**EXERCISE TASK**
Give back the full listing verbatim, apart from its images.

Dataset rows:
______________________________

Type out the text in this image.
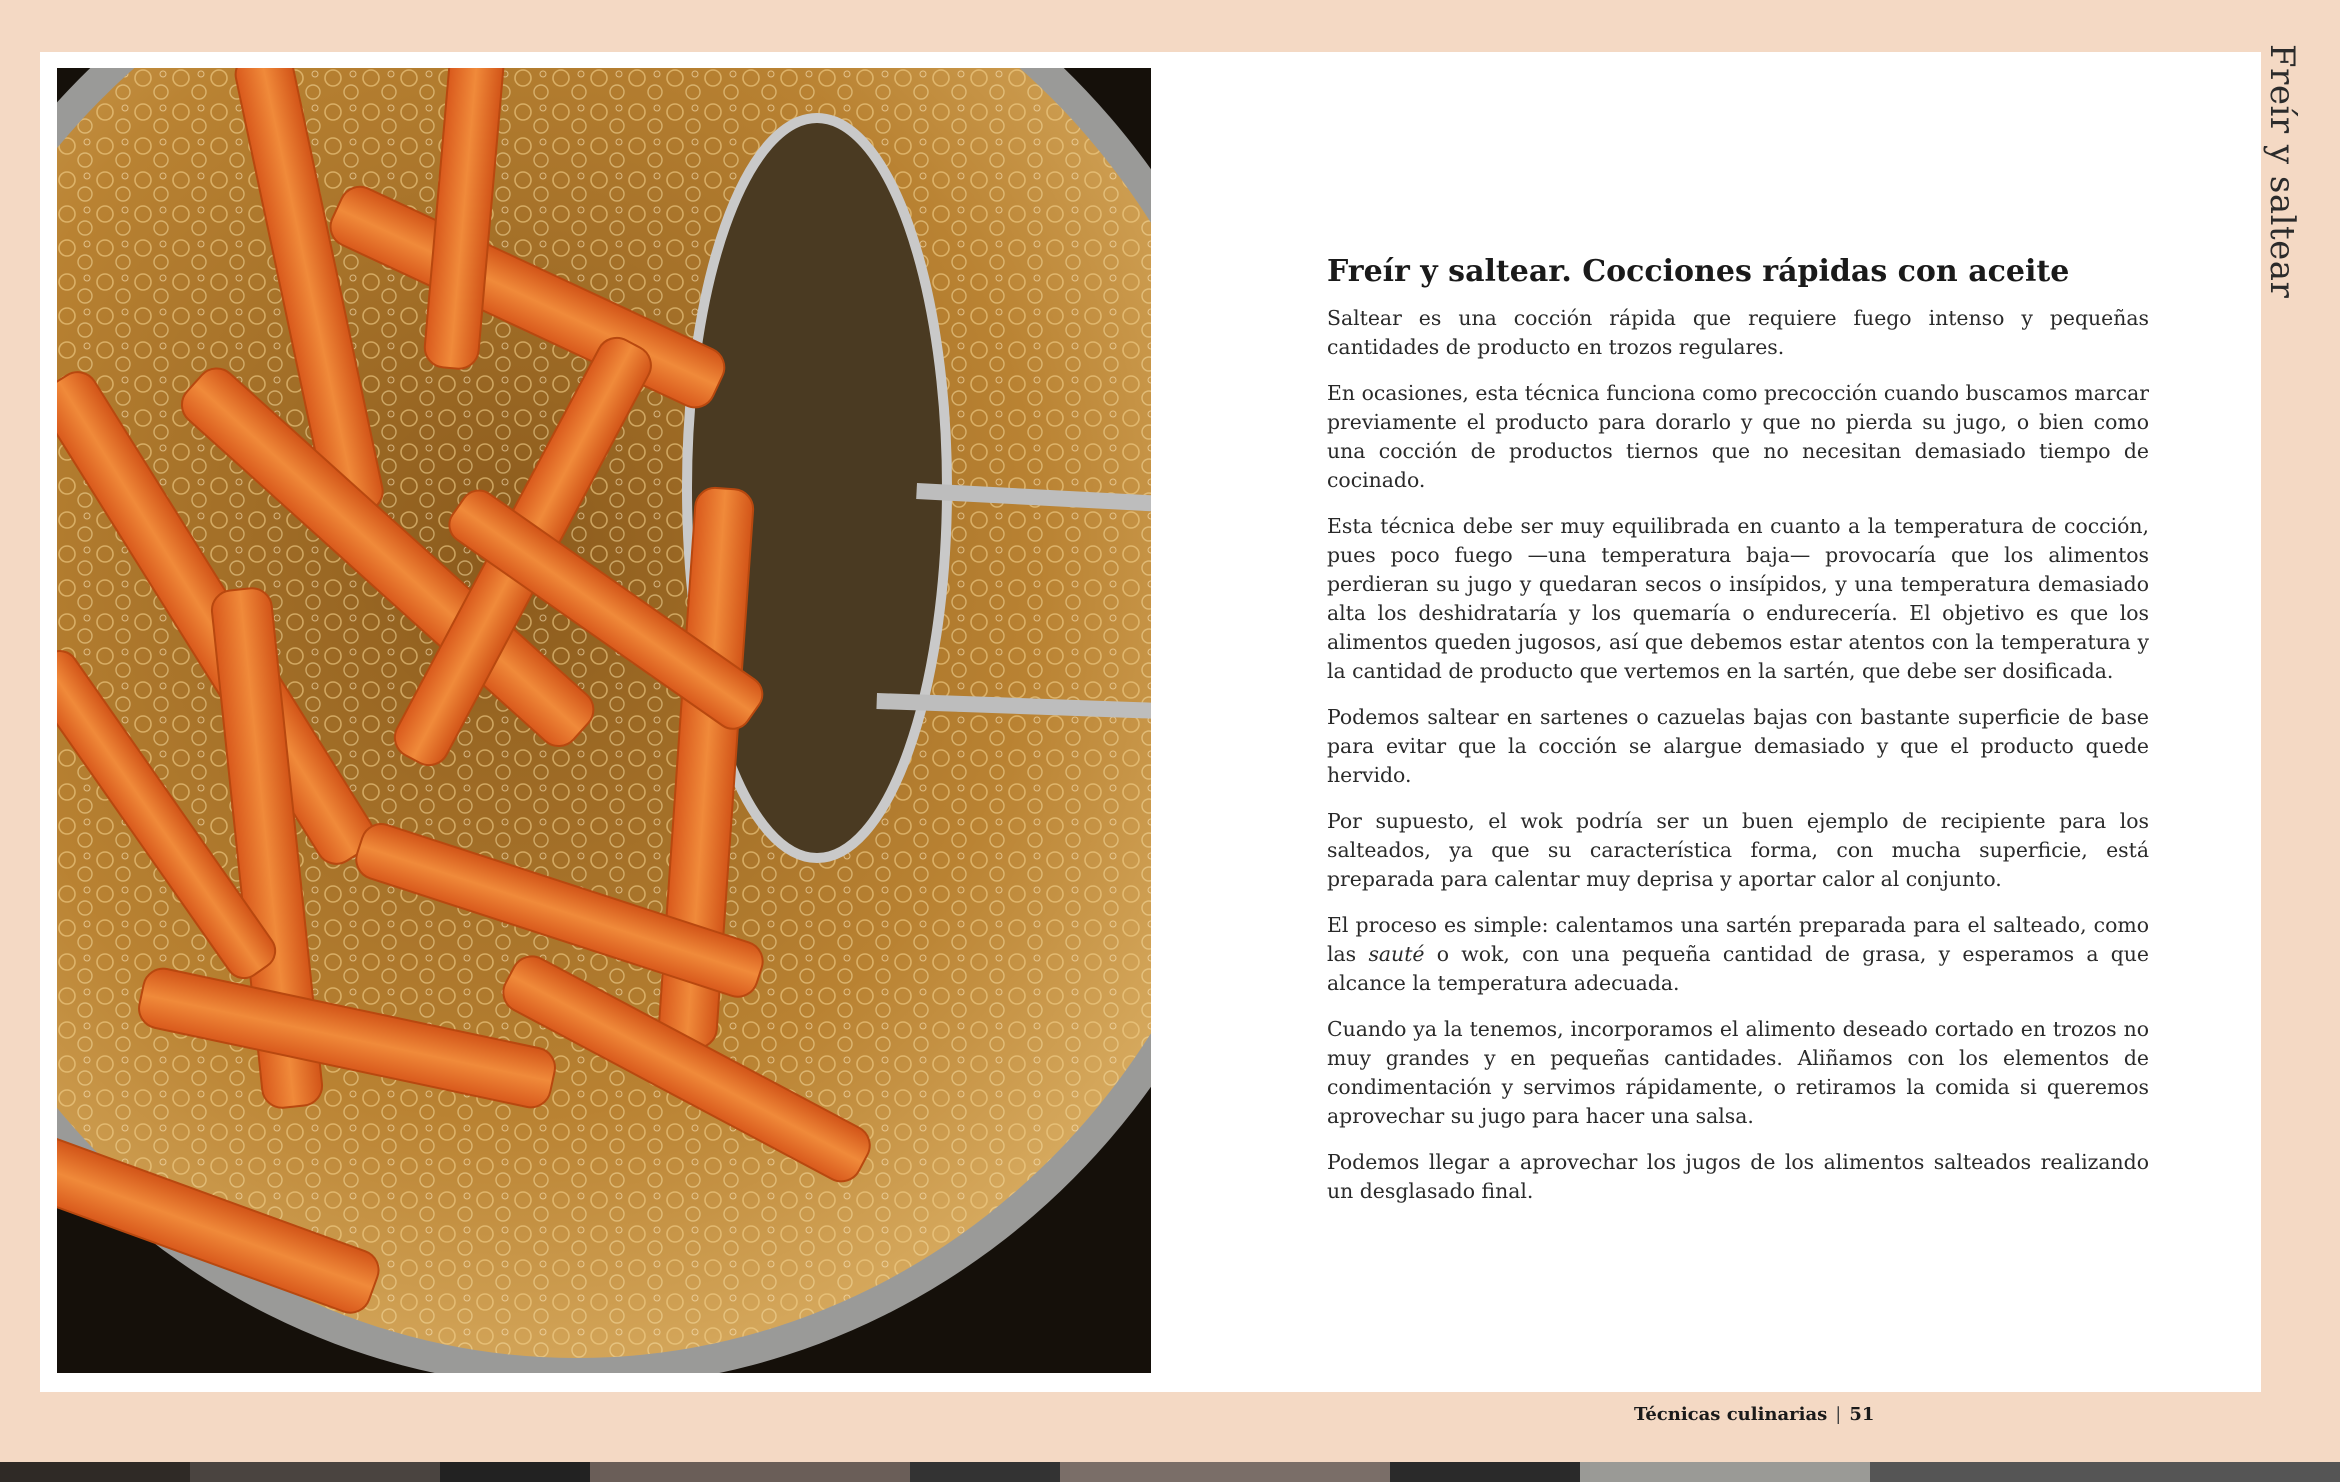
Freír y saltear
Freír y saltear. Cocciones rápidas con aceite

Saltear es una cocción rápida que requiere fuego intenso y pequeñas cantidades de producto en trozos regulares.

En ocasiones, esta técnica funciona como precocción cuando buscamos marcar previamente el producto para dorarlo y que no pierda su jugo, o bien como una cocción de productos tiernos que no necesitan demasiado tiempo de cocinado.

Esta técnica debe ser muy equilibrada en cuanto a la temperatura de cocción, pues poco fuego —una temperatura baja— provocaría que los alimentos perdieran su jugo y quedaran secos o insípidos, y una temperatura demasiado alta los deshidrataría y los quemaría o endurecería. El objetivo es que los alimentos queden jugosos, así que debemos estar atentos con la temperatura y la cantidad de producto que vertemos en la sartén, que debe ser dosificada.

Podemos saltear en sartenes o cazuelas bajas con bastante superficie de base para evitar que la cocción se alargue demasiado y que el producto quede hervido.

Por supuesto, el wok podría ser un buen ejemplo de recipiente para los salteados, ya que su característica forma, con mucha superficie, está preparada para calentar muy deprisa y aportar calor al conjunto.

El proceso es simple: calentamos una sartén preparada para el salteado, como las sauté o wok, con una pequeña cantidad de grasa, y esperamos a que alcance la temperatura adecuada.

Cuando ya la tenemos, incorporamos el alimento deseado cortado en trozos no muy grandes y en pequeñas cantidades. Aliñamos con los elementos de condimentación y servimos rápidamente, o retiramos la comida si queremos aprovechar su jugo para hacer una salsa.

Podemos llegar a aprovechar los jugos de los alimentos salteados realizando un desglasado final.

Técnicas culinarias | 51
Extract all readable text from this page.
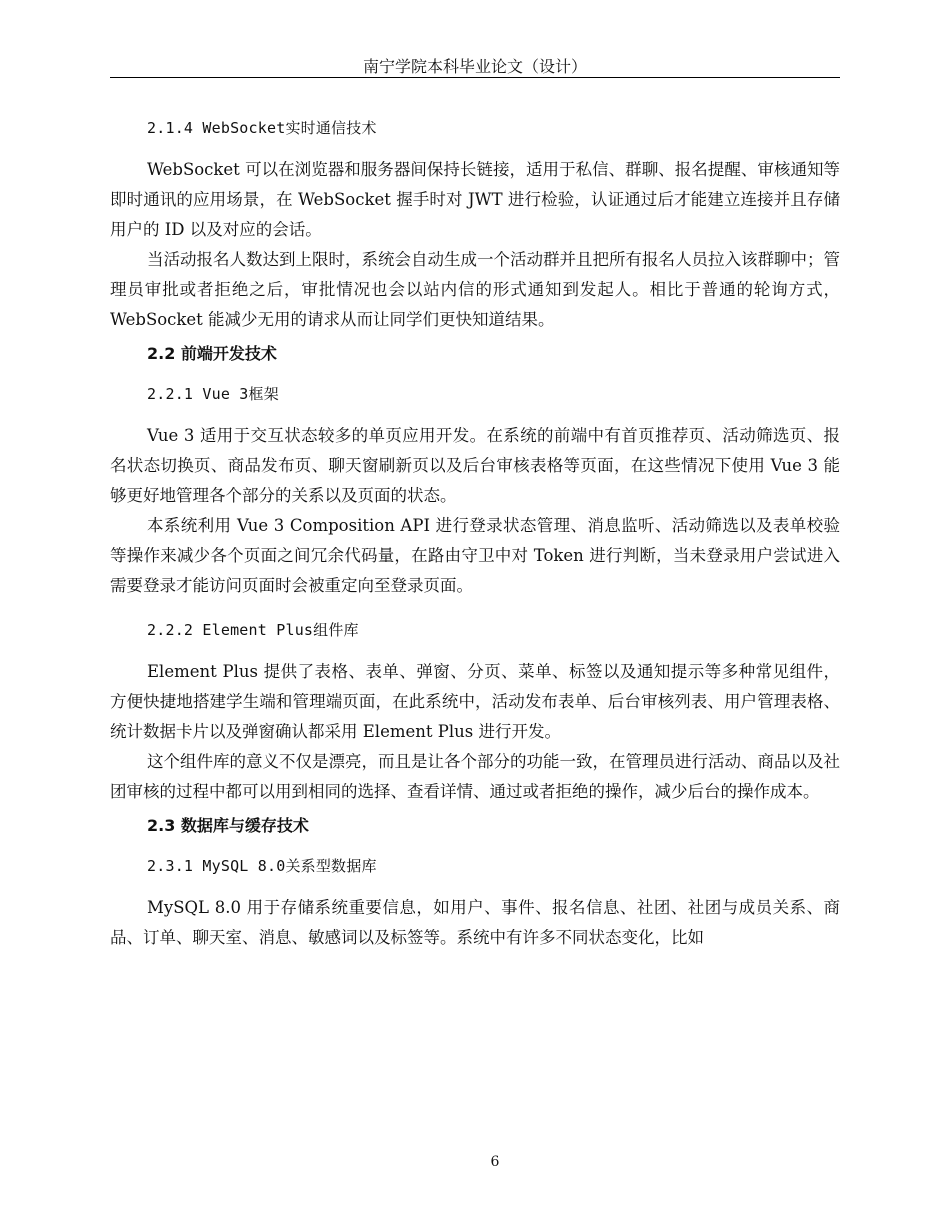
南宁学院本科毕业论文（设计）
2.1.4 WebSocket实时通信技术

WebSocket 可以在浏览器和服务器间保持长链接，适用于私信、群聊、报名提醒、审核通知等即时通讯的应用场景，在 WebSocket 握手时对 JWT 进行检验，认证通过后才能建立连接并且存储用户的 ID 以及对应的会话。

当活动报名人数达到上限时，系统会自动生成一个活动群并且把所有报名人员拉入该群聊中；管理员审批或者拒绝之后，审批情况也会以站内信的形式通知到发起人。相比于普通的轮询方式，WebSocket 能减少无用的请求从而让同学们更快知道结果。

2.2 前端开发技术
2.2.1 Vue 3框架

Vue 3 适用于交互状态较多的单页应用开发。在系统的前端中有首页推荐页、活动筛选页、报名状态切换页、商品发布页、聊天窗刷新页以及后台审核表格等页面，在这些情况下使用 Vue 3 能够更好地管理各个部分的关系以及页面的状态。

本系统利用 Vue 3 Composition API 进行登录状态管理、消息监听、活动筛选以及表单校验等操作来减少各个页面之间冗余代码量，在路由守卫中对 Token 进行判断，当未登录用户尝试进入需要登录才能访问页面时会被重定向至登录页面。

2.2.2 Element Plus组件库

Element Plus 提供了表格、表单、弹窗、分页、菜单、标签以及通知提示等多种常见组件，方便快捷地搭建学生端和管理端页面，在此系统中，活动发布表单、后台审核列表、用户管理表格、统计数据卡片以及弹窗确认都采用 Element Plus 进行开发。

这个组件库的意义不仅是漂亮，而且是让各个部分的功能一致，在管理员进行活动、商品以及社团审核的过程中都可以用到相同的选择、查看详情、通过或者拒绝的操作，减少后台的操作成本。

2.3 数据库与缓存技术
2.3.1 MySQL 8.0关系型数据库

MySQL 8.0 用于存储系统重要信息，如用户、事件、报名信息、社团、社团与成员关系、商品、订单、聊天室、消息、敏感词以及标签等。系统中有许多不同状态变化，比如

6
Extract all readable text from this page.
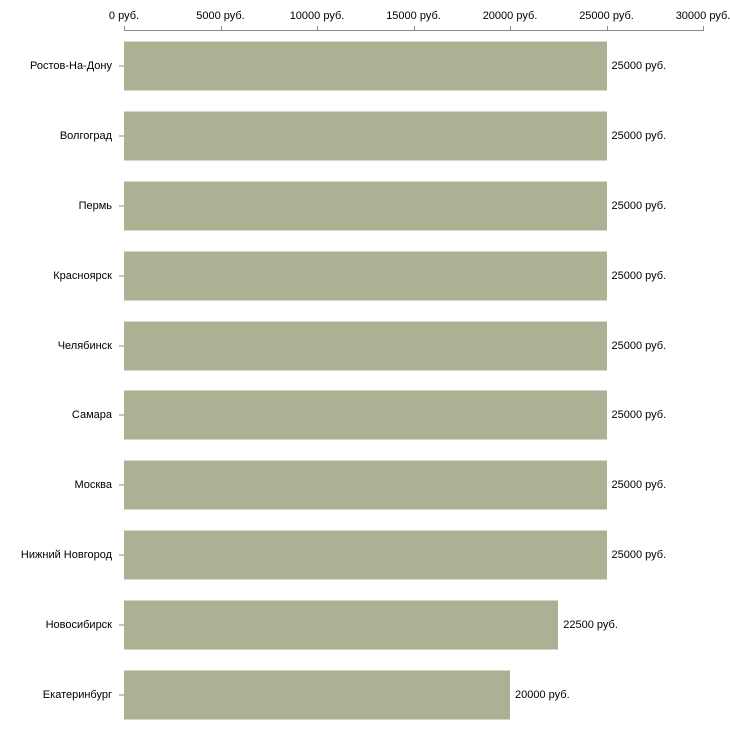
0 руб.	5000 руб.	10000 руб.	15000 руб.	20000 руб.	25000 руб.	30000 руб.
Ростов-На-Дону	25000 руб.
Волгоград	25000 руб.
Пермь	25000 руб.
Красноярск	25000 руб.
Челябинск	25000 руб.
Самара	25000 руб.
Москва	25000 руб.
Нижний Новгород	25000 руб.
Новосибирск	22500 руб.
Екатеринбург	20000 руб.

______________________________

**SOLUTION FOR THIS TASK**
Type out the text in this image.
Freír y saltear
Freír y saltear. Cocciones rápidas con aceite

Saltear es una cocción rápida que requiere fuego intenso y pequeñas cantidades de producto en trozos regulares.

En ocasiones, esta técnica funciona como precocción cuando buscamos marcar previamente el producto para dorarlo y que no pierda su jugo, o bien como una cocción de productos tiernos que no necesitan demasiado tiempo de cocinado.

Esta técnica debe ser muy equilibrada en cuanto a la temperatura de cocción, pues poco fuego —una temperatura baja— provocaría que los alimentos perdieran su jugo y quedaran secos o insípidos, y una temperatura demasiado alta los deshidrataría y los quemaría o endurecería. El objetivo es que los alimentos queden jugosos, así que debemos estar atentos con la temperatura y la cantidad de producto que vertemos en la sartén, que debe ser dosificada.

Podemos saltear en sartenes o cazuelas bajas con bastante superficie de base para evitar que la cocción se alargue demasiado y que el producto quede hervido.

Por supuesto, el wok podría ser un buen ejemplo de recipiente para los salteados, ya que su característica forma, con mucha superficie, está preparada para calentar muy deprisa y aportar calor al conjunto.

El proceso es simple: calentamos una sartén preparada para el salteado, como las sauté o wok, con una pequeña cantidad de grasa, y esperamos a que alcance la temperatura adecuada.

Cuando ya la tenemos, incorporamos el alimento deseado cortado en trozos no muy grandes y en pequeñas cantidades. Aliñamos con los elementos de condimentación y servimos rápidamente, o retiramos la comida si queremos aprovechar su jugo para hacer una salsa.

Podemos llegar a aprovechar los jugos de los alimentos salteados realizando un desglasado final.

Técnicas culinarias | 51
Extract all readable text from this page.
南宁学院本科毕业论文（设计）
2.1.4 WebSocket实时通信技术

WebSocket 可以在浏览器和服务器间保持长链接，适用于私信、群聊、报名提醒、审核通知等即时通讯的应用场景，在 WebSocket 握手时对 JWT 进行检验，认证通过后才能建立连接并且存储用户的 ID 以及对应的会话。

当活动报名人数达到上限时，系统会自动生成一个活动群并且把所有报名人员拉入该群聊中；管理员审批或者拒绝之后，审批情况也会以站内信的形式通知到发起人。相比于普通的轮询方式，WebSocket 能减少无用的请求从而让同学们更快知道结果。

2.2 前端开发技术
2.2.1 Vue 3框架

Vue 3 适用于交互状态较多的单页应用开发。在系统的前端中有首页推荐页、活动筛选页、报名状态切换页、商品发布页、聊天窗刷新页以及后台审核表格等页面，在这些情况下使用 Vue 3 能够更好地管理各个部分的关系以及页面的状态。

本系统利用 Vue 3 Composition API 进行登录状态管理、消息监听、活动筛选以及表单校验等操作来减少各个页面之间冗余代码量，在路由守卫中对 Token 进行判断，当未登录用户尝试进入需要登录才能访问页面时会被重定向至登录页面。

2.2.2 Element Plus组件库

Element Plus 提供了表格、表单、弹窗、分页、菜单、标签以及通知提示等多种常见组件，方便快捷地搭建学生端和管理端页面，在此系统中，活动发布表单、后台审核列表、用户管理表格、统计数据卡片以及弹窗确认都采用 Element Plus 进行开发。

这个组件库的意义不仅是漂亮，而且是让各个部分的功能一致，在管理员进行活动、商品以及社团审核的过程中都可以用到相同的选择、查看详情、通过或者拒绝的操作，减少后台的操作成本。

2.3 数据库与缓存技术
2.3.1 MySQL 8.0关系型数据库

MySQL 8.0 用于存储系统重要信息，如用户、事件、报名信息、社团、社团与成员关系、商品、订单、聊天室、消息、敏感词以及标签等。系统中有许多不同状态变化，比如

6
Extract all readable text from this page.
0 руб.	5000 руб.	10000 руб.	15000 руб.	20000 руб.	25000 руб.	30000 руб.
Ростов-На-Дону	25000 руб.
Волгоград	25000 руб.
Пермь	25000 руб.
Красноярск	25000 руб.
Челябинск	25000 руб.
Самара	25000 руб.
Москва	25000 руб.
Нижний Новгород	25000 руб.
Новосибирск	22500 руб.
Екатеринбург	20000 руб.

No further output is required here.